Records

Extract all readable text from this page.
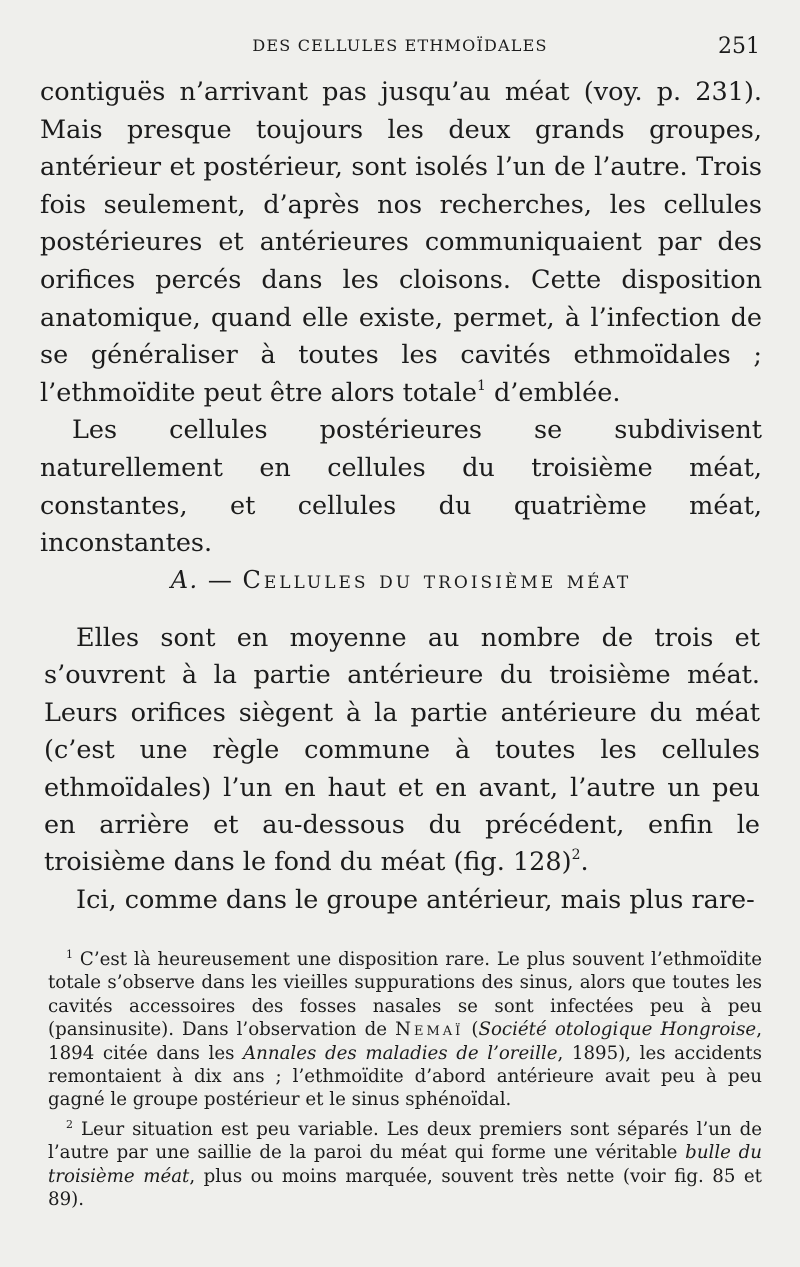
DES CELLULES ETHMOÏDALES	251

contiguës n’arrivant pas jusqu’au méat (voy. p. 231). Mais presque toujours les deux grands groupes, antérieur et postérieur, sont isolés l’un de l’autre. Trois fois seulement, d’après nos recherches, les cellules postérieures et antérieures communiquaient par des orifices percés dans les cloisons. Cette disposition anatomique, quand elle existe, permet, à l’infection de se généraliser à toutes les cavités ethmoïdales ; l’ethmoïdite peut être alors totale$^1$ d’emblée.

Les cellules postérieures se subdivisent naturellement en cellules du troisième méat, constantes, et cellules du quatrième méat, inconstantes.

A. — Cellules du troisième méat

Elles sont en moyenne au nombre de trois et s’ouvrent à la partie antérieure du troisième méat. Leurs orifices siègent à la partie antérieure du méat (c’est une règle commune à toutes les cellules ethmoïdales) l’un en haut et en avant, l’autre un peu en arrière et au-dessous du précédent, enfin le troisième dans le fond du méat (fig. 128)$^2$.

Ici, comme dans le groupe antérieur, mais plus rare-

$^1$ C’est là heureusement une disposition rare. Le plus souvent l’ethmoïdite totale s’observe dans les vieilles suppurations des sinus, alors que toutes les cavités accessoires des fosses nasales se sont infectées peu à peu (pansinusite). Dans l’observation de Nemaï (Société otologique Hongroise, 1894 citée dans les Annales des maladies de l’oreille, 1895), les accidents remontaient à dix ans ; l’ethmoïdite d’abord antérieure avait peu à peu gagné le groupe postérieur et le sinus sphénoïdal.

$^2$ Leur situation est peu variable. Les deux premiers sont séparés l’un de l’autre par une saillie de la paroi du méat qui forme une véritable bulle du troisième méat, plus ou moins marquée, souvent très nette (voir fig. 85 et 89).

Task instructions
Without the pictures, write out all of the material exactly.

Solution
Extract all readable text from this page.
DES CELLULES ETHMOÏDALES	251

contiguës n’arrivant pas jusqu’au méat (voy. p. 231). Mais presque toujours les deux grands groupes, antérieur et postérieur, sont isolés l’un de l’autre. Trois fois seulement, d’après nos recherches, les cellules postérieures et antérieures communiquaient par des orifices percés dans les cloisons. Cette disposition anatomique, quand elle existe, permet, à l’infection de se généraliser à toutes les cavités ethmoïdales ; l’ethmoïdite peut être alors totale$^1$ d’emblée.

Les cellules postérieures se subdivisent naturellement en cellules du troisième méat, constantes, et cellules du quatrième méat, inconstantes.

A. — Cellules du troisième méat

Elles sont en moyenne au nombre de trois et s’ouvrent à la partie antérieure du troisième méat. Leurs orifices siègent à la partie antérieure du méat (c’est une règle commune à toutes les cellules ethmoïdales) l’un en haut et en avant, l’autre un peu en arrière et au-dessous du précédent, enfin le troisième dans le fond du méat (fig. 128)$^2$.

Ici, comme dans le groupe antérieur, mais plus rare-

$^1$ C’est là heureusement une disposition rare. Le plus souvent l’ethmoïdite totale s’observe dans les vieilles suppurations des sinus, alors que toutes les cavités accessoires des fosses nasales se sont infectées peu à peu (pansinusite). Dans l’observation de Nemaï (Société otologique Hongroise, 1894 citée dans les Annales des maladies de l’oreille, 1895), les accidents remontaient à dix ans ; l’ethmoïdite d’abord antérieure avait peu à peu gagné le groupe postérieur et le sinus sphénoïdal.

$^2$ Leur situation est peu variable. Les deux premiers sont séparés l’un de l’autre par une saillie de la paroi du méat qui forme une véritable bulle du troisième méat, plus ou moins marquée, souvent très nette (voir fig. 85 et 89).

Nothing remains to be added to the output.